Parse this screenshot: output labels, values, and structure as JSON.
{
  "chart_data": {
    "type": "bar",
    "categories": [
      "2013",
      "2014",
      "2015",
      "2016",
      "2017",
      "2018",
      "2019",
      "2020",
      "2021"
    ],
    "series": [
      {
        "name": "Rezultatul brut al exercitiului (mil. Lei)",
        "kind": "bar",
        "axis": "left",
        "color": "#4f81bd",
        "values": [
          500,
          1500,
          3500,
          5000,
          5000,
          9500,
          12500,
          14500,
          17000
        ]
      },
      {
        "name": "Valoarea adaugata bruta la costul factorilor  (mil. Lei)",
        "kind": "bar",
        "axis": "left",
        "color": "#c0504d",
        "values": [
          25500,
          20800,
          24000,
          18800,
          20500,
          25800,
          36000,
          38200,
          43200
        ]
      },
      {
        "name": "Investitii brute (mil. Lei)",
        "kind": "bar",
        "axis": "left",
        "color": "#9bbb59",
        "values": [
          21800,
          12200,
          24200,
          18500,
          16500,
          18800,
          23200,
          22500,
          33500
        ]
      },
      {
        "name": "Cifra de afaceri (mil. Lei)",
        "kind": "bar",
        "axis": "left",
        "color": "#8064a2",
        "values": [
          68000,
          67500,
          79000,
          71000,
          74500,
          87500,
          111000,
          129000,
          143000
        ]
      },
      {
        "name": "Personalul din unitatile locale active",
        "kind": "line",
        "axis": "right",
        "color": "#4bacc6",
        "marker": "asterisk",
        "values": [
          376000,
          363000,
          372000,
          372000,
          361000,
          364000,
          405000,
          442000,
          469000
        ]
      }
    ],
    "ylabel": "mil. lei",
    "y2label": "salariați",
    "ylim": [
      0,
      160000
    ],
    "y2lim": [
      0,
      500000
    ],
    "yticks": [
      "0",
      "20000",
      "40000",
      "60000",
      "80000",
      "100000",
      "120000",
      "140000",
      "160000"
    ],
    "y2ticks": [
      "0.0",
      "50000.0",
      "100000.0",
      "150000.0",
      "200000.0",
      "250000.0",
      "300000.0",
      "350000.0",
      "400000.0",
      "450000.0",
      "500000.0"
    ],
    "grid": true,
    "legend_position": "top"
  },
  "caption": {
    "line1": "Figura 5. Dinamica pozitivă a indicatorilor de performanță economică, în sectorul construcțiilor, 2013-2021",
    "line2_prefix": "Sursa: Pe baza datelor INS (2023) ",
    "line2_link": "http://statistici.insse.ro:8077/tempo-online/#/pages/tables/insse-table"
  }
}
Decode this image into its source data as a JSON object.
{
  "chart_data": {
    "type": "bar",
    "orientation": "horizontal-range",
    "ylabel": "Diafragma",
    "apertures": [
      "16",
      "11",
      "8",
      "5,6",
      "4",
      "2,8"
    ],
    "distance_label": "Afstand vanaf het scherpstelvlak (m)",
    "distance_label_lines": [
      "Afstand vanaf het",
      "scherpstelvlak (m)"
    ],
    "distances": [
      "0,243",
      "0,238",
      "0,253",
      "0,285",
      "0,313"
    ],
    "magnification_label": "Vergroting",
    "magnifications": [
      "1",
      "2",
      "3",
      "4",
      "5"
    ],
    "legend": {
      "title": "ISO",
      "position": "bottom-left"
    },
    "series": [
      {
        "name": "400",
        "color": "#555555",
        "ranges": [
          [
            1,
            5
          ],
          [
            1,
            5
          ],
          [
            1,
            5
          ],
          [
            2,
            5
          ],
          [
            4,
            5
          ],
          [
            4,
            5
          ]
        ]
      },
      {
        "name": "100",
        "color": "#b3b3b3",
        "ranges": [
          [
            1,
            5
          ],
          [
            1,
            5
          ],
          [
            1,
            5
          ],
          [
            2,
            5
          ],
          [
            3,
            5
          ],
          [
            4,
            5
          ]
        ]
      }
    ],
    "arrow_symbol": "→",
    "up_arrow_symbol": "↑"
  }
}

● ● ●

PROMPT: State how many lines include the string "vanaf", and nothing more.

SOLUTION: 2